[Collected data]
-- Opening Marker --

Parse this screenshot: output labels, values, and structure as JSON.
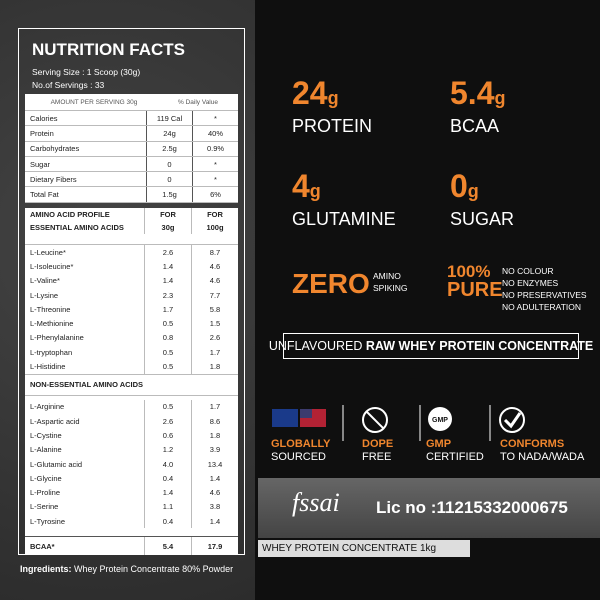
{
  "nutrition": {
    "title": "NUTRITION FACTS",
    "serving_size": "Serving Size : 1 Scoop (30g)",
    "servings": "No.of Servings : 33",
    "header": [
      "AMOUNT PER SERVING 30g",
      "% Daily Value"
    ],
    "rows": [
      [
        "Calories",
        "119 Cal",
        "*"
      ],
      [
        "Protein",
        "24g",
        "40%"
      ],
      [
        "Carbohydrates",
        "2.5g",
        "0.9%"
      ],
      [
        "Sugar",
        "0",
        "*"
      ],
      [
        "Dietary Fibers",
        "0",
        "*"
      ],
      [
        "Total Fat",
        "1.5g",
        "6%"
      ]
    ]
  },
  "amino": {
    "header": [
      [
        "AMINO ACID PROFILE",
        "FOR",
        "FOR"
      ],
      [
        "ESSENTIAL AMINO ACIDS",
        "30g",
        "100g"
      ]
    ],
    "essential": [
      [
        "L-Leucine*",
        "2.6",
        "8.7"
      ],
      [
        "L-Isoleucine*",
        "1.4",
        "4.6"
      ],
      [
        "L-Valine*",
        "1.4",
        "4.6"
      ],
      [
        "L-Lysine",
        "2.3",
        "7.7"
      ],
      [
        "L-Threonine",
        "1.7",
        "5.8"
      ],
      [
        "L-Methionine",
        "0.5",
        "1.5"
      ],
      [
        "L-Phenylalanine",
        "0.8",
        "2.6"
      ],
      [
        "L-tryptophan",
        "0.5",
        "1.7"
      ],
      [
        "L-Histidine",
        "0.5",
        "1.8"
      ]
    ],
    "non_essential_title": "NON-ESSENTIAL AMINO ACIDS",
    "non_essential": [
      [
        "L-Arginine",
        "0.5",
        "1.7"
      ],
      [
        "L-Aspartic acid",
        "2.6",
        "8.6"
      ],
      [
        "L-Cystine",
        "0.6",
        "1.8"
      ],
      [
        "L-Alanine",
        "1.2",
        "3.9"
      ],
      [
        "L-Glutamic acid",
        "4.0",
        "13.4"
      ],
      [
        "L-Glycine",
        "0.4",
        "1.4"
      ],
      [
        "L-Proline",
        "1.4",
        "4.6"
      ],
      [
        "L-Serine",
        "1.1",
        "3.8"
      ],
      [
        "L-Tyrosine",
        "0.4",
        "1.4"
      ]
    ],
    "bcaa": [
      "BCAA*",
      "5.4",
      "17.9"
    ]
  },
  "ingredients": {
    "label": "Ingredients:",
    "text": "Whey Protein Concentrate 80% Powder"
  },
  "highlights": [
    {
      "value": "24",
      "unit": "g",
      "label": "PROTEIN"
    },
    {
      "value": "5.4",
      "unit": "g",
      "label": "BCAA"
    },
    {
      "value": "4",
      "unit": "g",
      "label": "GLUTAMINE"
    },
    {
      "value": "0",
      "unit": "g",
      "label": "SUGAR"
    }
  ],
  "zero": {
    "title": "ZERO",
    "lines": [
      "AMINO",
      "SPIKING"
    ]
  },
  "pure": {
    "percent": "100%",
    "title": "PURE",
    "lines": [
      "NO COLOUR",
      "NO ENZYMES",
      "NO PRESERVATIVES",
      "NO ADULTERATION"
    ]
  },
  "banner": {
    "plain": "UNFLAVOURED",
    "bold": "RAW WHEY PROTEIN CONCENTRATE"
  },
  "badges": [
    {
      "title": "GLOBALLY",
      "sub": "SOURCED"
    },
    {
      "title": "DOPE",
      "sub": "FREE"
    },
    {
      "title": "GMP",
      "sub": "CERTIFIED"
    },
    {
      "title": "CONFORMS",
      "sub": "TO NADA/WADA"
    }
  ],
  "gmp_icon": "GMP",
  "license": {
    "logo": "fssai",
    "text": "Lic no :11215332000675"
  },
  "product": "WHEY PROTEIN CONCENTRATE 1kg"
}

-- Closing Marker --

- [What the task requires]:
All entries must be output unchanged, with every picture omitted.

- [Solution for this problem]:
Parse this screenshot: output labels, values, and structure as JSON.
{
  "nutrition": {
    "title": "NUTRITION FACTS",
    "serving_size": "Serving Size : 1 Scoop (30g)",
    "servings": "No.of Servings : 33",
    "header": [
      "AMOUNT PER SERVING 30g",
      "% Daily Value"
    ],
    "rows": [
      [
        "Calories",
        "119 Cal",
        "*"
      ],
      [
        "Protein",
        "24g",
        "40%"
      ],
      [
        "Carbohydrates",
        "2.5g",
        "0.9%"
      ],
      [
        "Sugar",
        "0",
        "*"
      ],
      [
        "Dietary Fibers",
        "0",
        "*"
      ],
      [
        "Total Fat",
        "1.5g",
        "6%"
      ]
    ]
  },
  "amino": {
    "header": [
      [
        "AMINO ACID PROFILE",
        "FOR",
        "FOR"
      ],
      [
        "ESSENTIAL AMINO ACIDS",
        "30g",
        "100g"
      ]
    ],
    "essential": [
      [
        "L-Leucine*",
        "2.6",
        "8.7"
      ],
      [
        "L-Isoleucine*",
        "1.4",
        "4.6"
      ],
      [
        "L-Valine*",
        "1.4",
        "4.6"
      ],
      [
        "L-Lysine",
        "2.3",
        "7.7"
      ],
      [
        "L-Threonine",
        "1.7",
        "5.8"
      ],
      [
        "L-Methionine",
        "0.5",
        "1.5"
      ],
      [
        "L-Phenylalanine",
        "0.8",
        "2.6"
      ],
      [
        "L-tryptophan",
        "0.5",
        "1.7"
      ],
      [
        "L-Histidine",
        "0.5",
        "1.8"
      ]
    ],
    "non_essential_title": "NON-ESSENTIAL AMINO ACIDS",
    "non_essential": [
      [
        "L-Arginine",
        "0.5",
        "1.7"
      ],
      [
        "L-Aspartic acid",
        "2.6",
        "8.6"
      ],
      [
        "L-Cystine",
        "0.6",
        "1.8"
      ],
      [
        "L-Alanine",
        "1.2",
        "3.9"
      ],
      [
        "L-Glutamic acid",
        "4.0",
        "13.4"
      ],
      [
        "L-Glycine",
        "0.4",
        "1.4"
      ],
      [
        "L-Proline",
        "1.4",
        "4.6"
      ],
      [
        "L-Serine",
        "1.1",
        "3.8"
      ],
      [
        "L-Tyrosine",
        "0.4",
        "1.4"
      ]
    ],
    "bcaa": [
      "BCAA*",
      "5.4",
      "17.9"
    ]
  },
  "ingredients": {
    "label": "Ingredients:",
    "text": "Whey Protein Concentrate 80% Powder"
  },
  "highlights": [
    {
      "value": "24",
      "unit": "g",
      "label": "PROTEIN"
    },
    {
      "value": "5.4",
      "unit": "g",
      "label": "BCAA"
    },
    {
      "value": "4",
      "unit": "g",
      "label": "GLUTAMINE"
    },
    {
      "value": "0",
      "unit": "g",
      "label": "SUGAR"
    }
  ],
  "zero": {
    "title": "ZERO",
    "lines": [
      "AMINO",
      "SPIKING"
    ]
  },
  "pure": {
    "percent": "100%",
    "title": "PURE",
    "lines": [
      "NO COLOUR",
      "NO ENZYMES",
      "NO PRESERVATIVES",
      "NO ADULTERATION"
    ]
  },
  "banner": {
    "plain": "UNFLAVOURED",
    "bold": "RAW WHEY PROTEIN CONCENTRATE"
  },
  "badges": [
    {
      "title": "GLOBALLY",
      "sub": "SOURCED"
    },
    {
      "title": "DOPE",
      "sub": "FREE"
    },
    {
      "title": "GMP",
      "sub": "CERTIFIED"
    },
    {
      "title": "CONFORMS",
      "sub": "TO NADA/WADA"
    }
  ],
  "gmp_icon": "GMP",
  "license": {
    "logo": "fssai",
    "text": "Lic no :11215332000675"
  },
  "product": "WHEY PROTEIN CONCENTRATE 1kg"
}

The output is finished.